Dataset listings of figures
** start **

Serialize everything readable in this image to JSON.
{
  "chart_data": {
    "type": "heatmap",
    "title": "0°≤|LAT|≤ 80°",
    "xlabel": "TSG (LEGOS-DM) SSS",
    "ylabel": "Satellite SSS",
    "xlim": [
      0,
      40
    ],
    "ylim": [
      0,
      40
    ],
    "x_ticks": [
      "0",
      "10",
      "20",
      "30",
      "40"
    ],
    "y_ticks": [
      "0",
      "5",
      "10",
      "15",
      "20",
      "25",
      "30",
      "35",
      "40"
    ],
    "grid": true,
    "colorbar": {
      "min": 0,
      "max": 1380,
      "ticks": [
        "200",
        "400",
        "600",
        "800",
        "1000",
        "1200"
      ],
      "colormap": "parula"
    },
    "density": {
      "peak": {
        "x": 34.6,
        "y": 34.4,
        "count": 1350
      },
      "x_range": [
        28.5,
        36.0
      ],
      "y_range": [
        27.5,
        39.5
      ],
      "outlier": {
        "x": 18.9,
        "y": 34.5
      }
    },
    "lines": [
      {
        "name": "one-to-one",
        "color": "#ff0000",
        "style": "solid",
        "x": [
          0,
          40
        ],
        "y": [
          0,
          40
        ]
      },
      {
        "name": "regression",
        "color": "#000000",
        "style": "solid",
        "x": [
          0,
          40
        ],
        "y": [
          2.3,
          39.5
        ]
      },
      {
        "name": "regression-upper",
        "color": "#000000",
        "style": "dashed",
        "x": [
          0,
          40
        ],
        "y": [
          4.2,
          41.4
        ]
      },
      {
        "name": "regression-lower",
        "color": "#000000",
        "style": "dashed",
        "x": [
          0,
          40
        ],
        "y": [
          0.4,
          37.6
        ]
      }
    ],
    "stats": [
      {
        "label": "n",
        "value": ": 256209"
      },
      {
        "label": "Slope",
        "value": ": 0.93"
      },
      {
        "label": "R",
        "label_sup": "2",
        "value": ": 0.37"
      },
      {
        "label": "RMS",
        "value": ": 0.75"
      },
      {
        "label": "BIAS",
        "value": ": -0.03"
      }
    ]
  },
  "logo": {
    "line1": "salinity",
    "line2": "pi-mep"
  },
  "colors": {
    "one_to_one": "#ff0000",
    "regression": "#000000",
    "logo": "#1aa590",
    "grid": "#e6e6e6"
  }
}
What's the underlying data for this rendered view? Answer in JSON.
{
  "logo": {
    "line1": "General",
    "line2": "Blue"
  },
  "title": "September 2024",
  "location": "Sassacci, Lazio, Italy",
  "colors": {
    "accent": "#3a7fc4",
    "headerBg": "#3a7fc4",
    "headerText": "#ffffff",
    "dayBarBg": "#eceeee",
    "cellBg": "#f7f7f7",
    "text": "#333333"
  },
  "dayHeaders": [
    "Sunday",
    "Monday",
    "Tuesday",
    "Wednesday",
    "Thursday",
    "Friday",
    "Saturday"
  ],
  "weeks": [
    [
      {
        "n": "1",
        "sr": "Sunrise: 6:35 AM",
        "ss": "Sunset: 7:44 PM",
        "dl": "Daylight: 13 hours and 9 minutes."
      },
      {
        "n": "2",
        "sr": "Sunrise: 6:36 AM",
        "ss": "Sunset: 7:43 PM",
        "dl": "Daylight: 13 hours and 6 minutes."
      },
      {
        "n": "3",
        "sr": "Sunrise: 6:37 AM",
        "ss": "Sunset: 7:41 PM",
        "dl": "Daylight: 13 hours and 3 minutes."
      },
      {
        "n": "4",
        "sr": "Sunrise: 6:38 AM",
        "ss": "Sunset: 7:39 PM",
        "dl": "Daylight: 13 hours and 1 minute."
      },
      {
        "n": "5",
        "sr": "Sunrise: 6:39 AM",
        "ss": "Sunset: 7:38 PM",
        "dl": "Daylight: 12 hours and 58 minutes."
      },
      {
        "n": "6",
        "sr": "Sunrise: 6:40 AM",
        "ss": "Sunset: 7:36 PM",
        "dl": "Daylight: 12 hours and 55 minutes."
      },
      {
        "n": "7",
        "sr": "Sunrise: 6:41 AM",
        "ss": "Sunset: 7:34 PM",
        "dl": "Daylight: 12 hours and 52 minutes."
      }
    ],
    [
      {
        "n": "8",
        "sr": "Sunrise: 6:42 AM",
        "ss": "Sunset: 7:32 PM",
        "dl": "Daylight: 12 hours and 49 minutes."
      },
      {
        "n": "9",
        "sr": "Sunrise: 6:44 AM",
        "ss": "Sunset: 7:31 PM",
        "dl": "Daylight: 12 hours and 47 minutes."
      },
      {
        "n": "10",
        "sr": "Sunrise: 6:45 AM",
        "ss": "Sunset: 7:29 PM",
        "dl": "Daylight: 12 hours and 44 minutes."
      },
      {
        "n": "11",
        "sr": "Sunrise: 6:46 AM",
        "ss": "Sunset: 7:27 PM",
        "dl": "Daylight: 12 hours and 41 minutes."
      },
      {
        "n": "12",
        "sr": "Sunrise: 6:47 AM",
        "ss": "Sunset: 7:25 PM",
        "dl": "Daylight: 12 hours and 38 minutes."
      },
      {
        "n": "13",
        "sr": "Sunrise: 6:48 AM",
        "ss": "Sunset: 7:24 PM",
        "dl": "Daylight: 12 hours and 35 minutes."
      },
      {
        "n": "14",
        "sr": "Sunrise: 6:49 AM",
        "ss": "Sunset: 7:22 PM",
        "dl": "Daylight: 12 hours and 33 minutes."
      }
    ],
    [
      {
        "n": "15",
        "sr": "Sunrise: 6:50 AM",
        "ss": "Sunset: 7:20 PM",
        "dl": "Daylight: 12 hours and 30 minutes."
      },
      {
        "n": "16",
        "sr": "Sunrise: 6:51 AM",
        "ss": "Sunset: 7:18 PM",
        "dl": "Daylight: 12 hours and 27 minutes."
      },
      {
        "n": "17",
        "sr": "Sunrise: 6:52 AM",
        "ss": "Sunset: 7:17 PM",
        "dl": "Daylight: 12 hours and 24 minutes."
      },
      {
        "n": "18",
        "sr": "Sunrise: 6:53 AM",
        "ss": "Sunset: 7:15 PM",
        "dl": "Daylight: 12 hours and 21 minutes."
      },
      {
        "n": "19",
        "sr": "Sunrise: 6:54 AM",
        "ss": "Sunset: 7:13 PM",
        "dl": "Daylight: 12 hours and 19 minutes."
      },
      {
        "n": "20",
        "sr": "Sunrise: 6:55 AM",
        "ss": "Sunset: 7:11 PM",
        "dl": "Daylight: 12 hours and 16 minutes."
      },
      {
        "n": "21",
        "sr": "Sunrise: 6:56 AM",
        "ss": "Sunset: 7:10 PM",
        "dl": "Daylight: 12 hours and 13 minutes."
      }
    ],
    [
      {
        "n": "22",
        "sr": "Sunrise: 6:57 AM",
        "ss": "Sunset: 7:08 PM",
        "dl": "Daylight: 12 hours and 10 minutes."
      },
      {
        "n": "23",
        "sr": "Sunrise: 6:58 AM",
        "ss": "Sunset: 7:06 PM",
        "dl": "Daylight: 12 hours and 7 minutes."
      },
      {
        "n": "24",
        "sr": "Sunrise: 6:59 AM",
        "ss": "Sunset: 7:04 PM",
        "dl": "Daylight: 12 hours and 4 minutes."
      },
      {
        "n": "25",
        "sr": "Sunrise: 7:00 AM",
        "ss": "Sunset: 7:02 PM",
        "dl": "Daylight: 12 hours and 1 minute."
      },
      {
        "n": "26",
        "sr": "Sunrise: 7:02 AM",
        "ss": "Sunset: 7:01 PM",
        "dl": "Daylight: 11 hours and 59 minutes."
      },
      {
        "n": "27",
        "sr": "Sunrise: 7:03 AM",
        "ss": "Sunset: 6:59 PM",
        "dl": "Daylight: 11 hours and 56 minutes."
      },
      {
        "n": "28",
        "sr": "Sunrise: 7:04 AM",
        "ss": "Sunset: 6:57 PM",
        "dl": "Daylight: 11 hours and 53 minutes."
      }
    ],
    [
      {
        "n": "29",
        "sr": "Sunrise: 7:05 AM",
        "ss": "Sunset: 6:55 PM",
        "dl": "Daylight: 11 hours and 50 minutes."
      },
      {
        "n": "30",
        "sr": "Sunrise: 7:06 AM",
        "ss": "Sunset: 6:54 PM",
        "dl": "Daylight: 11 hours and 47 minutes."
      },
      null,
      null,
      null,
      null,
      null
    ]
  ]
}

** end **

• Set exercise:
Track down all lines above with the string "JSON" and copy them.

• Solution for this problem:
Serialize everything readable in this image to JSON.
What's the underlying data for this rendered view? Answer in JSON.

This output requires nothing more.